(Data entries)
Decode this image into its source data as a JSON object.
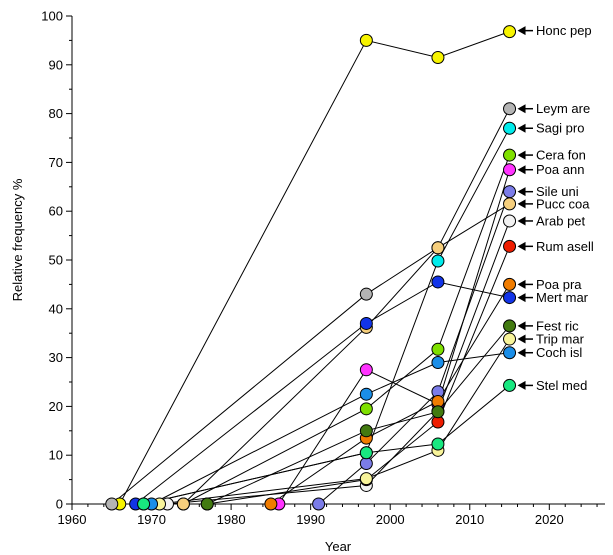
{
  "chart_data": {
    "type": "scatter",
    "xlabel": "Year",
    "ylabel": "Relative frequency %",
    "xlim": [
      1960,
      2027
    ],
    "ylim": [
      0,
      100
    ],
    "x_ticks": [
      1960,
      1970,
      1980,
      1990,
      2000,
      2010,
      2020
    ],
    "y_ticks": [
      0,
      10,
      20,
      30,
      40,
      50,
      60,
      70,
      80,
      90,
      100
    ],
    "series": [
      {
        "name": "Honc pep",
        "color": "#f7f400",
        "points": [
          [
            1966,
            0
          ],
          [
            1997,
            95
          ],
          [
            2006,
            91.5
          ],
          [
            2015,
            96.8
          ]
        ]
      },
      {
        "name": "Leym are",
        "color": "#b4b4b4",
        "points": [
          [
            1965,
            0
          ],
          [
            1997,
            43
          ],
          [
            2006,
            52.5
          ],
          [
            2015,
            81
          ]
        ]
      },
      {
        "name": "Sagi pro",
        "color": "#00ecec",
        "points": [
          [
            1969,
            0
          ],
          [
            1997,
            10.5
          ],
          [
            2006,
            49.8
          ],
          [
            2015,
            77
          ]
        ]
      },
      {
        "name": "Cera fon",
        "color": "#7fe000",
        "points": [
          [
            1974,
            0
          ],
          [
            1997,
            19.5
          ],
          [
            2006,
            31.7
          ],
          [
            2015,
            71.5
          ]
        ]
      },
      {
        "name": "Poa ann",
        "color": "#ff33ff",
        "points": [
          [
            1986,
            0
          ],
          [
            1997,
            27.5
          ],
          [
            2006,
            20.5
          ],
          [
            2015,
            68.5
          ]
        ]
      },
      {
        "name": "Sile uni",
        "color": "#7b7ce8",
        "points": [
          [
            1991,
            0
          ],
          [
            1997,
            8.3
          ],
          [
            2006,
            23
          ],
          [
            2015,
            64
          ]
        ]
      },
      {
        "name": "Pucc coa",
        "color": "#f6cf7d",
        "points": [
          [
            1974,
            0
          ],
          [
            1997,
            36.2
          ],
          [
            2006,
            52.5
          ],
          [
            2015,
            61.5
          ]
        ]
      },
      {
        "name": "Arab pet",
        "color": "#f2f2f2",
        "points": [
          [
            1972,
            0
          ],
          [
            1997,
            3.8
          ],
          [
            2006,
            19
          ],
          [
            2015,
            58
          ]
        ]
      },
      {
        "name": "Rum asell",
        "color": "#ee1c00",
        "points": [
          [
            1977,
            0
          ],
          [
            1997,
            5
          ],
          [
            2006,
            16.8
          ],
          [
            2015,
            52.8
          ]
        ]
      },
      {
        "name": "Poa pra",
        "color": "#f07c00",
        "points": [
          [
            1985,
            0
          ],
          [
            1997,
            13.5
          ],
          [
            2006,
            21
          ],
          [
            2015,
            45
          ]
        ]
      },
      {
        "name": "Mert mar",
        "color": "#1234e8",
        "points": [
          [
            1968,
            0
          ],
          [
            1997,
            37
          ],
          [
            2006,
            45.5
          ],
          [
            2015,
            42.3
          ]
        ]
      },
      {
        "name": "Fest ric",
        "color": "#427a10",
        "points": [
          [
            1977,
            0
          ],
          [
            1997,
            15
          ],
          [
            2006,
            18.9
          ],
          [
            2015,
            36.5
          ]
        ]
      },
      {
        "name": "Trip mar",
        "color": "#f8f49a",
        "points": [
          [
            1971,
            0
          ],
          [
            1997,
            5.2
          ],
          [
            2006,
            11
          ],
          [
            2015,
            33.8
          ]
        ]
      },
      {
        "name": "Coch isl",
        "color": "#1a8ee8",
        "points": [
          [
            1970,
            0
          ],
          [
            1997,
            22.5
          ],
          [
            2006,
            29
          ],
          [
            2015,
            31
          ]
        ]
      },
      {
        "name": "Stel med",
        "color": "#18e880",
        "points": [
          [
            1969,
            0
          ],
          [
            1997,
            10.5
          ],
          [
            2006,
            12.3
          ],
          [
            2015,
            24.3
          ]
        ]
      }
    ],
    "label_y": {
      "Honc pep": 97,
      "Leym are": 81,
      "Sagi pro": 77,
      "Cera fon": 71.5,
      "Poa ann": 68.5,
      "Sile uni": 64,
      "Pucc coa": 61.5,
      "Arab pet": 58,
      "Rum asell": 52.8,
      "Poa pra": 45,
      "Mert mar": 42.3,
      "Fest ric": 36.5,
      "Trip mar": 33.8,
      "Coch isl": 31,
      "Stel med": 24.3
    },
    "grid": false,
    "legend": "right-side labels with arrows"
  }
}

What to do >> Except for the pictures, copy every line of the records above exactly.

Solution >>
Decode this image into its source data as a JSON object.
{
  "chart_data": {
    "type": "scatter",
    "xlabel": "Year",
    "ylabel": "Relative frequency %",
    "xlim": [
      1960,
      2027
    ],
    "ylim": [
      0,
      100
    ],
    "x_ticks": [
      1960,
      1970,
      1980,
      1990,
      2000,
      2010,
      2020
    ],
    "y_ticks": [
      0,
      10,
      20,
      30,
      40,
      50,
      60,
      70,
      80,
      90,
      100
    ],
    "series": [
      {
        "name": "Honc pep",
        "color": "#f7f400",
        "points": [
          [
            1966,
            0
          ],
          [
            1997,
            95
          ],
          [
            2006,
            91.5
          ],
          [
            2015,
            96.8
          ]
        ]
      },
      {
        "name": "Leym are",
        "color": "#b4b4b4",
        "points": [
          [
            1965,
            0
          ],
          [
            1997,
            43
          ],
          [
            2006,
            52.5
          ],
          [
            2015,
            81
          ]
        ]
      },
      {
        "name": "Sagi pro",
        "color": "#00ecec",
        "points": [
          [
            1969,
            0
          ],
          [
            1997,
            10.5
          ],
          [
            2006,
            49.8
          ],
          [
            2015,
            77
          ]
        ]
      },
      {
        "name": "Cera fon",
        "color": "#7fe000",
        "points": [
          [
            1974,
            0
          ],
          [
            1997,
            19.5
          ],
          [
            2006,
            31.7
          ],
          [
            2015,
            71.5
          ]
        ]
      },
      {
        "name": "Poa ann",
        "color": "#ff33ff",
        "points": [
          [
            1986,
            0
          ],
          [
            1997,
            27.5
          ],
          [
            2006,
            20.5
          ],
          [
            2015,
            68.5
          ]
        ]
      },
      {
        "name": "Sile uni",
        "color": "#7b7ce8",
        "points": [
          [
            1991,
            0
          ],
          [
            1997,
            8.3
          ],
          [
            2006,
            23
          ],
          [
            2015,
            64
          ]
        ]
      },
      {
        "name": "Pucc coa",
        "color": "#f6cf7d",
        "points": [
          [
            1974,
            0
          ],
          [
            1997,
            36.2
          ],
          [
            2006,
            52.5
          ],
          [
            2015,
            61.5
          ]
        ]
      },
      {
        "name": "Arab pet",
        "color": "#f2f2f2",
        "points": [
          [
            1972,
            0
          ],
          [
            1997,
            3.8
          ],
          [
            2006,
            19
          ],
          [
            2015,
            58
          ]
        ]
      },
      {
        "name": "Rum asell",
        "color": "#ee1c00",
        "points": [
          [
            1977,
            0
          ],
          [
            1997,
            5
          ],
          [
            2006,
            16.8
          ],
          [
            2015,
            52.8
          ]
        ]
      },
      {
        "name": "Poa pra",
        "color": "#f07c00",
        "points": [
          [
            1985,
            0
          ],
          [
            1997,
            13.5
          ],
          [
            2006,
            21
          ],
          [
            2015,
            45
          ]
        ]
      },
      {
        "name": "Mert mar",
        "color": "#1234e8",
        "points": [
          [
            1968,
            0
          ],
          [
            1997,
            37
          ],
          [
            2006,
            45.5
          ],
          [
            2015,
            42.3
          ]
        ]
      },
      {
        "name": "Fest ric",
        "color": "#427a10",
        "points": [
          [
            1977,
            0
          ],
          [
            1997,
            15
          ],
          [
            2006,
            18.9
          ],
          [
            2015,
            36.5
          ]
        ]
      },
      {
        "name": "Trip mar",
        "color": "#f8f49a",
        "points": [
          [
            1971,
            0
          ],
          [
            1997,
            5.2
          ],
          [
            2006,
            11
          ],
          [
            2015,
            33.8
          ]
        ]
      },
      {
        "name": "Coch isl",
        "color": "#1a8ee8",
        "points": [
          [
            1970,
            0
          ],
          [
            1997,
            22.5
          ],
          [
            2006,
            29
          ],
          [
            2015,
            31
          ]
        ]
      },
      {
        "name": "Stel med",
        "color": "#18e880",
        "points": [
          [
            1969,
            0
          ],
          [
            1997,
            10.5
          ],
          [
            2006,
            12.3
          ],
          [
            2015,
            24.3
          ]
        ]
      }
    ],
    "label_y": {
      "Honc pep": 97,
      "Leym are": 81,
      "Sagi pro": 77,
      "Cera fon": 71.5,
      "Poa ann": 68.5,
      "Sile uni": 64,
      "Pucc coa": 61.5,
      "Arab pet": 58,
      "Rum asell": 52.8,
      "Poa pra": 45,
      "Mert mar": 42.3,
      "Fest ric": 36.5,
      "Trip mar": 33.8,
      "Coch isl": 31,
      "Stel med": 24.3
    },
    "grid": false,
    "legend": "right-side labels with arrows"
  }
}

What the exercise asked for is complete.